- Written problem -
Please find all lines in the data that hold the string "Ohren" and copy them.

==== Extracted data

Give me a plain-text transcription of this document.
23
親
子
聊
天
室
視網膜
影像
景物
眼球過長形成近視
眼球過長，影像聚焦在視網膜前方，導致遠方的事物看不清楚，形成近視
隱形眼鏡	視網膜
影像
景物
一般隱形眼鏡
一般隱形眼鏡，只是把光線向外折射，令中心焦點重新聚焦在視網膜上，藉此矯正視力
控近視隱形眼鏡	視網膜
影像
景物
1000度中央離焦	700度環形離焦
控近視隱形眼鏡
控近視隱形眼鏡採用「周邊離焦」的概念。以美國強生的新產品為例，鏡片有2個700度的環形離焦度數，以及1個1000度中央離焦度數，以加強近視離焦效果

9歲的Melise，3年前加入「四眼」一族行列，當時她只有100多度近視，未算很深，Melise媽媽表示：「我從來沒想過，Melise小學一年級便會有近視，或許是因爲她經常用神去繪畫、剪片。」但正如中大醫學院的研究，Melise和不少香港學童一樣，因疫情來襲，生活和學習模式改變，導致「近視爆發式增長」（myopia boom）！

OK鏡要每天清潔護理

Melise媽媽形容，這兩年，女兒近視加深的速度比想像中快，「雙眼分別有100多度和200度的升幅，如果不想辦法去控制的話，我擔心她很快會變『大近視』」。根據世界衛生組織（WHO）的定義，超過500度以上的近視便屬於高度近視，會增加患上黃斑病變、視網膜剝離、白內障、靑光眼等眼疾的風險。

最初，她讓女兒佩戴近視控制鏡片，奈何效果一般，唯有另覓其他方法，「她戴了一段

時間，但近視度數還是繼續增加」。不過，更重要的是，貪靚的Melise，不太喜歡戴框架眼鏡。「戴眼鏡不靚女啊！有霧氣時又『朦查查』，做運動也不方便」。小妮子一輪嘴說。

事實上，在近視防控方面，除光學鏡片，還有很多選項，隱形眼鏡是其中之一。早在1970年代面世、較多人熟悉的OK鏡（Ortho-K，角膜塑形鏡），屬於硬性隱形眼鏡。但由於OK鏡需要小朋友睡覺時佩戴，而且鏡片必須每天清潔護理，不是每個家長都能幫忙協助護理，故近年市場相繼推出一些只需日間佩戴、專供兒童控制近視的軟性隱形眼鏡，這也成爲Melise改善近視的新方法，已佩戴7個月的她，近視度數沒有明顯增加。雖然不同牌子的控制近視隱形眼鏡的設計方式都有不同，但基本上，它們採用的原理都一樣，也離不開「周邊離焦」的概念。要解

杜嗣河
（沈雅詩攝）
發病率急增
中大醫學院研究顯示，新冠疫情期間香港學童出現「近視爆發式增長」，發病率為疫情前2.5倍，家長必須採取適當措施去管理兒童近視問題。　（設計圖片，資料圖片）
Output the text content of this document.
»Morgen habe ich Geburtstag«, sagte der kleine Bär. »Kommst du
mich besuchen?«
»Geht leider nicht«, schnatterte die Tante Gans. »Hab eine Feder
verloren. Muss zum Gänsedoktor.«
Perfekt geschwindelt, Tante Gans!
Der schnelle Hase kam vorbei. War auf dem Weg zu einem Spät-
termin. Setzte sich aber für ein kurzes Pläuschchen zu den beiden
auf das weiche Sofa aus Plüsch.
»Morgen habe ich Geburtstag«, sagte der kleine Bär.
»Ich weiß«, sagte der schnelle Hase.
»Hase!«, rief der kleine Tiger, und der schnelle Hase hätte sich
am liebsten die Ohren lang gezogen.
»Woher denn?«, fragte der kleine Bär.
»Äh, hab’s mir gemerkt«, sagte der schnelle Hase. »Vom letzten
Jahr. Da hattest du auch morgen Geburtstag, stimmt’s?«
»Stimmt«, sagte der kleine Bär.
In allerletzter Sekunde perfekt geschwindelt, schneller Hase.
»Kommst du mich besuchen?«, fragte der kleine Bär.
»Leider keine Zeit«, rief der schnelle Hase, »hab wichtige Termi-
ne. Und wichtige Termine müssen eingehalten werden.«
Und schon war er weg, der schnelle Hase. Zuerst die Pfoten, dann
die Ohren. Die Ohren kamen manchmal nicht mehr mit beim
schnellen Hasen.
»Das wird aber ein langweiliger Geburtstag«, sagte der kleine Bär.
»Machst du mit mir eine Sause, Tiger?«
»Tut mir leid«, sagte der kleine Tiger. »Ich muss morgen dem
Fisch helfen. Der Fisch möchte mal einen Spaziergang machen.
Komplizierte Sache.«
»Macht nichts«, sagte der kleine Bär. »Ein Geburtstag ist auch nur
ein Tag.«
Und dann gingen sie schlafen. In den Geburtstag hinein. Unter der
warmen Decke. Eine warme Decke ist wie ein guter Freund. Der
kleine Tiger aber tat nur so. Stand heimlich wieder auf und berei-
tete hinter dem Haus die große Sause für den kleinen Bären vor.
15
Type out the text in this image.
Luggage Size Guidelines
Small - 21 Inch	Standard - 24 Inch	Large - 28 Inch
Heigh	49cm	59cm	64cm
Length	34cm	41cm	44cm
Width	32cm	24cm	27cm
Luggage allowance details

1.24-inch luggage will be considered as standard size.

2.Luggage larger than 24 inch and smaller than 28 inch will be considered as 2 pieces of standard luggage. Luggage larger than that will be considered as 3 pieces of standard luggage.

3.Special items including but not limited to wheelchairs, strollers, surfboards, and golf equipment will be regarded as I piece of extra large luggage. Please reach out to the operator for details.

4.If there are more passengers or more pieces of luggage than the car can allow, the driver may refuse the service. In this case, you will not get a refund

========

- Task solution -
am liebsten die Ohren lang gezogen.
die Ohren. Die Ohren kamen manchmal nicht mehr mit beim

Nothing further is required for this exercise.